■ Dataset rows
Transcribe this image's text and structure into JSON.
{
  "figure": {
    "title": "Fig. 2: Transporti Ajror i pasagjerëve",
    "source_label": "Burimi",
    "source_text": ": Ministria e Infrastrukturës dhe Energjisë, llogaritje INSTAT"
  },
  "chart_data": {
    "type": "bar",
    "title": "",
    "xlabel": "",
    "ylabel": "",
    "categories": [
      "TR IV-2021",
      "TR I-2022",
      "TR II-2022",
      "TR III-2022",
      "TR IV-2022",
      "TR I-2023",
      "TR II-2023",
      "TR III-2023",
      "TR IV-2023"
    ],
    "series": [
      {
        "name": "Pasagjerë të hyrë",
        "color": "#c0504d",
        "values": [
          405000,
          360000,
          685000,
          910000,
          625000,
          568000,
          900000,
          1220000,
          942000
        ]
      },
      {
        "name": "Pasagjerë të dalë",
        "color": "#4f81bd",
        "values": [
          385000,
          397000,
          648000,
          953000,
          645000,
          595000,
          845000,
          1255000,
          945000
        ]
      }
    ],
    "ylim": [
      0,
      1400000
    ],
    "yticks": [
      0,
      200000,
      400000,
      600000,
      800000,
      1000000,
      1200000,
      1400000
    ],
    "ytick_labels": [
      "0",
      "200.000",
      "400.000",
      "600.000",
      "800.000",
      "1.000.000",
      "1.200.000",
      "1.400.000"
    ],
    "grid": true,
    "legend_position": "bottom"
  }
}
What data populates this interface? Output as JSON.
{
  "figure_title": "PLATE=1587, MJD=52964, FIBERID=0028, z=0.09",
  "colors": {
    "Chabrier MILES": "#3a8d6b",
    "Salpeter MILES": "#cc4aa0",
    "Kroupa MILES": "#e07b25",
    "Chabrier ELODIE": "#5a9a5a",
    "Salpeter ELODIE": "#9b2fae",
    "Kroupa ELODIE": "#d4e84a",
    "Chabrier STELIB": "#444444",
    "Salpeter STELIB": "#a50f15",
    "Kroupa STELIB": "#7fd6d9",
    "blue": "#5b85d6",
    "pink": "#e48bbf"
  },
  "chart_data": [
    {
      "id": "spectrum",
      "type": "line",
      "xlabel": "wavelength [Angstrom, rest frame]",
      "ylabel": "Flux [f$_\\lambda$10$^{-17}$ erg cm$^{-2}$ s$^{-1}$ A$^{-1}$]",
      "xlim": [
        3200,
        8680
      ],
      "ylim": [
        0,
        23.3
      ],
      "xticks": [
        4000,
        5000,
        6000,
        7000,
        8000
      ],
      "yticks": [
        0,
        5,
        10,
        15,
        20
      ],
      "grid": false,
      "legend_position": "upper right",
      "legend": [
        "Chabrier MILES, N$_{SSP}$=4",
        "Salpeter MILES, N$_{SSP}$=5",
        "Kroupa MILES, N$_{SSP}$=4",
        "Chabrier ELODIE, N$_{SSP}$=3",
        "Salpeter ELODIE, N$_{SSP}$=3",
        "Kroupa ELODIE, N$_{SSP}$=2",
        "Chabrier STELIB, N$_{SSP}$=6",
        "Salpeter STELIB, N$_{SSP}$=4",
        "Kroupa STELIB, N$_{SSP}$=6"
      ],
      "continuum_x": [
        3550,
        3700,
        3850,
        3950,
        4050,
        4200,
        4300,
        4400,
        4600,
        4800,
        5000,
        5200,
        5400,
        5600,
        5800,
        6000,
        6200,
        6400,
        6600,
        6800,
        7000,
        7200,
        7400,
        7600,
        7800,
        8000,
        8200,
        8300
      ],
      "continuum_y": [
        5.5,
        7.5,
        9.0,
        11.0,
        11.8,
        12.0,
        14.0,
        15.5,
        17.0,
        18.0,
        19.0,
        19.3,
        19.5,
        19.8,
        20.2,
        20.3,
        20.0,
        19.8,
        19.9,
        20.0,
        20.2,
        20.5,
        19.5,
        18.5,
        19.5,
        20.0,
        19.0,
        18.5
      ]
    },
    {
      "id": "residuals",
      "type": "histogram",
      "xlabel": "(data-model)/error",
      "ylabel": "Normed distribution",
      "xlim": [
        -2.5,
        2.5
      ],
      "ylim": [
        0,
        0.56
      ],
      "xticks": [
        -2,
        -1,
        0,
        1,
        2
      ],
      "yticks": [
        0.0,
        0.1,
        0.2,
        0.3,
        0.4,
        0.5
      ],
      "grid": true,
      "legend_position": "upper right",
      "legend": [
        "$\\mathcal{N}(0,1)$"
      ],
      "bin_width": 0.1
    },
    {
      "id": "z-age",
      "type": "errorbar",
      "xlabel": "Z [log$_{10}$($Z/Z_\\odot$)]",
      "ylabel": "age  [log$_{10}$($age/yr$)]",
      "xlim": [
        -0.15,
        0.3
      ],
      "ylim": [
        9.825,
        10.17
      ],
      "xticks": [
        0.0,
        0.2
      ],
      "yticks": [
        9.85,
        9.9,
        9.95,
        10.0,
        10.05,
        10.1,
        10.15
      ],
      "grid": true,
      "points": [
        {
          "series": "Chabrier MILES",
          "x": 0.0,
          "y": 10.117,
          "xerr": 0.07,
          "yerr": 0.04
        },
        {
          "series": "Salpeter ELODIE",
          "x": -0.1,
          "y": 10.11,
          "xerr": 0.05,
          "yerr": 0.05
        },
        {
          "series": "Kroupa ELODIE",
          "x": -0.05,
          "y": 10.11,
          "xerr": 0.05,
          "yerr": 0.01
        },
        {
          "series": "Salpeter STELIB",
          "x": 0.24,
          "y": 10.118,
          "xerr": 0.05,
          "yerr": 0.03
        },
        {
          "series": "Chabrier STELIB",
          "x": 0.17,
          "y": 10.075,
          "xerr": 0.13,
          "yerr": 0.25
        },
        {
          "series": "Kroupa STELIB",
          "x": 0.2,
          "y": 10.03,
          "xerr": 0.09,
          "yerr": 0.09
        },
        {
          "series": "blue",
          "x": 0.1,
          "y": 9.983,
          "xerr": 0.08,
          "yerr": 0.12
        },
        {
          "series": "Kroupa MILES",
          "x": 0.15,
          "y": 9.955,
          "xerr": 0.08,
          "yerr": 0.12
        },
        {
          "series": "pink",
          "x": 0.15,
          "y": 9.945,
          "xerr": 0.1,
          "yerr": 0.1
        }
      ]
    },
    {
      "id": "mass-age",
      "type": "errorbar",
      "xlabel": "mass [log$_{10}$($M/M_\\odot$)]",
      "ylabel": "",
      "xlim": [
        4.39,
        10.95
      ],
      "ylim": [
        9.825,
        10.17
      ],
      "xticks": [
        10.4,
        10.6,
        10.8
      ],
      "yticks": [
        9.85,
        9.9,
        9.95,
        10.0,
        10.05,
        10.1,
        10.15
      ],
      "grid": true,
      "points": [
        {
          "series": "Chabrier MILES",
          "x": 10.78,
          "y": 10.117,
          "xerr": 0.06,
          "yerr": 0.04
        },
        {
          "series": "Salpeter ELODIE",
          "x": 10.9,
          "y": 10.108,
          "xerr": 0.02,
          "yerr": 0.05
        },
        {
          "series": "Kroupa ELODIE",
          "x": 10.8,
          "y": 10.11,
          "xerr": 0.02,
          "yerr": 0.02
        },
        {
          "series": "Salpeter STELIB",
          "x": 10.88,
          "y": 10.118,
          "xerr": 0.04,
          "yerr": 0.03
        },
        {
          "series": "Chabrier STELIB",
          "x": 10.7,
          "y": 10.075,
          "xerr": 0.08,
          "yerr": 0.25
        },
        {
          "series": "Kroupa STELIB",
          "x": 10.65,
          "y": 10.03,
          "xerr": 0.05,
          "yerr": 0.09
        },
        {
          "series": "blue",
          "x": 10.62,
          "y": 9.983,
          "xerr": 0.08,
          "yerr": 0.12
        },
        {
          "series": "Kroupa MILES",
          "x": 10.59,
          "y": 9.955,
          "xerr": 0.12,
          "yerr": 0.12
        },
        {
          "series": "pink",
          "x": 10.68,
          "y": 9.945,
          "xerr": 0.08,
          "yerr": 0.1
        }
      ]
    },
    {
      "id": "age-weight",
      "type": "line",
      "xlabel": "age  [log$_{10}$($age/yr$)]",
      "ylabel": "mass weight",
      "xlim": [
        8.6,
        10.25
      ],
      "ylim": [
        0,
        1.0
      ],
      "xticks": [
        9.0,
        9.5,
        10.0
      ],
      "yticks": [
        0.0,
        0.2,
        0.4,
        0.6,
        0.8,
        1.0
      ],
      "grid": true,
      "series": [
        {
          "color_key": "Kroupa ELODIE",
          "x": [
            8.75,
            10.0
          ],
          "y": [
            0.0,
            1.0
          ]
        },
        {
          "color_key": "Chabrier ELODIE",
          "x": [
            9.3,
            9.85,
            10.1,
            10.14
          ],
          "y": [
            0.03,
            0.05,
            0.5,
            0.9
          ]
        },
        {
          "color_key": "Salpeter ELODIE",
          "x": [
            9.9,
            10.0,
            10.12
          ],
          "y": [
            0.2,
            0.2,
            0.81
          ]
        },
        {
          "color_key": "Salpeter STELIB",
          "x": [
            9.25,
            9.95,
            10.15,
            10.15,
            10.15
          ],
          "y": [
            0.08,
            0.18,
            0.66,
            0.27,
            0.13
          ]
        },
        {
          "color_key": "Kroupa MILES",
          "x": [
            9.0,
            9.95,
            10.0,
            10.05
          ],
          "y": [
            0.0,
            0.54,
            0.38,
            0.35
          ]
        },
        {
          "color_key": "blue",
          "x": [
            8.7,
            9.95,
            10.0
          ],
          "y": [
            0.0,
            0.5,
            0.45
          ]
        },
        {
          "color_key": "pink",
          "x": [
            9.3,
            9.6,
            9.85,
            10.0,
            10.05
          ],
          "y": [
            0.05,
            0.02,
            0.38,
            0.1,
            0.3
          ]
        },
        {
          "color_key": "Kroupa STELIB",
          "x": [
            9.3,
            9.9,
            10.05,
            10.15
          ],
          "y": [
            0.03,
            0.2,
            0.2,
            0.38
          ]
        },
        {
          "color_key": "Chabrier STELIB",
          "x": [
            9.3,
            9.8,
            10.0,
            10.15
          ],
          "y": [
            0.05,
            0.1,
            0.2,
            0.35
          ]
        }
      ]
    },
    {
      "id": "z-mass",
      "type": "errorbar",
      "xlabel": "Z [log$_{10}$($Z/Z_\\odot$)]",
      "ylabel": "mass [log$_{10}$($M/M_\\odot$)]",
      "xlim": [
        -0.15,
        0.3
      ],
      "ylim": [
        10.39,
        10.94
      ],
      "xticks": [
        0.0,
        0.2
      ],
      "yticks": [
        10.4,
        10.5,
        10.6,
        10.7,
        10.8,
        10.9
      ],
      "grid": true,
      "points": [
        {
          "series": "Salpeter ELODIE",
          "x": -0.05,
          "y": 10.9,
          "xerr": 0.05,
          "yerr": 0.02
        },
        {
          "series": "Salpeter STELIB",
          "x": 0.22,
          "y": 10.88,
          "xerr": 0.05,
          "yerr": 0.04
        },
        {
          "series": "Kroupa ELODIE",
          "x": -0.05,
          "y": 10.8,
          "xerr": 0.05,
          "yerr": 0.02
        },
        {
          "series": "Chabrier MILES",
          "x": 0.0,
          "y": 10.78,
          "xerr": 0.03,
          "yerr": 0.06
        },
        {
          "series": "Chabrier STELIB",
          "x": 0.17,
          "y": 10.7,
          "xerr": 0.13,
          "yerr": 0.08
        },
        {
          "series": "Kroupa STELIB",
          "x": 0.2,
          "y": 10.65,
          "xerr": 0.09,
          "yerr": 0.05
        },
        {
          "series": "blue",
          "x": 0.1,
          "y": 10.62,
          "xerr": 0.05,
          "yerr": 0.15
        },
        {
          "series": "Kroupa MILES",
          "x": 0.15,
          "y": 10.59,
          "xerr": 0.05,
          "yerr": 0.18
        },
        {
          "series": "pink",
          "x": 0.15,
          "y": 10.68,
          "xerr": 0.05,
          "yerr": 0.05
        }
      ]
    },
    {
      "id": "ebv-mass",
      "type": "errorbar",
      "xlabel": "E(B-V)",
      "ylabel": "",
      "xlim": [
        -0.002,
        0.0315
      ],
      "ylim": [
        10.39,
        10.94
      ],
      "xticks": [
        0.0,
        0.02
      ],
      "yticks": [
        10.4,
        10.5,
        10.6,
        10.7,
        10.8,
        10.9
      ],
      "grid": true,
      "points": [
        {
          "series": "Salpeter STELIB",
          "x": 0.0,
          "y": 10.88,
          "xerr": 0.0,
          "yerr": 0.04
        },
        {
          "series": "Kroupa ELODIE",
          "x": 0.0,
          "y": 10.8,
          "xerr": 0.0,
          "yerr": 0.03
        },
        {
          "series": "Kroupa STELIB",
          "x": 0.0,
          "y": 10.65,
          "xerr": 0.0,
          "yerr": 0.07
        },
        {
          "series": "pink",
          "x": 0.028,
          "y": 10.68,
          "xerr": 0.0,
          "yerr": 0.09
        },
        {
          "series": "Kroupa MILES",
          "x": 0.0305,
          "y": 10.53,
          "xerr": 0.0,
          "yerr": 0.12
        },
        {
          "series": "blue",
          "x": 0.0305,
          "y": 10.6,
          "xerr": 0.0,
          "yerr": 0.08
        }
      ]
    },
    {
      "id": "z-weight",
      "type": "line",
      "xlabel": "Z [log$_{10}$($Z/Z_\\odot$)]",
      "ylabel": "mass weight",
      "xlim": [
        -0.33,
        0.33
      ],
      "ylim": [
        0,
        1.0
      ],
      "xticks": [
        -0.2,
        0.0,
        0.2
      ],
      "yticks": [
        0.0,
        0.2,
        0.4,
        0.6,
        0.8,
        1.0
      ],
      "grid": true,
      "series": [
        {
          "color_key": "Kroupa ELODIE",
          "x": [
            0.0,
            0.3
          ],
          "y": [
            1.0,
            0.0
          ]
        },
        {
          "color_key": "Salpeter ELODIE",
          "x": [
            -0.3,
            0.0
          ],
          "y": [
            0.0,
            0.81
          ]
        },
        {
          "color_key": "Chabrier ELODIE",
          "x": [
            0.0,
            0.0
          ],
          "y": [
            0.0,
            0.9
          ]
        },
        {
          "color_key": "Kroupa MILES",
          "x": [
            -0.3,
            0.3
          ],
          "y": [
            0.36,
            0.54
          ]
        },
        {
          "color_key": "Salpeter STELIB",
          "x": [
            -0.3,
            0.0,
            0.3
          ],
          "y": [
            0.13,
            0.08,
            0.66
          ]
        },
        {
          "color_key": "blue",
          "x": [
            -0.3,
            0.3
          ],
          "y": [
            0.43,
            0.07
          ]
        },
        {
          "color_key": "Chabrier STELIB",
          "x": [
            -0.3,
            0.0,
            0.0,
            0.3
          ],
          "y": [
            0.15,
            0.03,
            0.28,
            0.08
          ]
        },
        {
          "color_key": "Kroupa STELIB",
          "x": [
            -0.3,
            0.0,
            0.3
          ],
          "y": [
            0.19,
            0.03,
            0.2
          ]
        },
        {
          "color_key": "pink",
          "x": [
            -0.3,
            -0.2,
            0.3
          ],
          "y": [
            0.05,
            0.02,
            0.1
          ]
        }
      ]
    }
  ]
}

■ Exercise task
Collect from the data above every line that includes "mass".

■ Exercise answer
      "id": "mass-age",
      "xlabel": "mass [log$_{10}$($M/M_\\odot$)]",
      "ylabel": "mass weight",
      "id": "z-mass",
      "ylabel": "mass [log$_{10}$($M/M_\\odot$)]",
      "id": "ebv-mass",
      "ylabel": "mass weight",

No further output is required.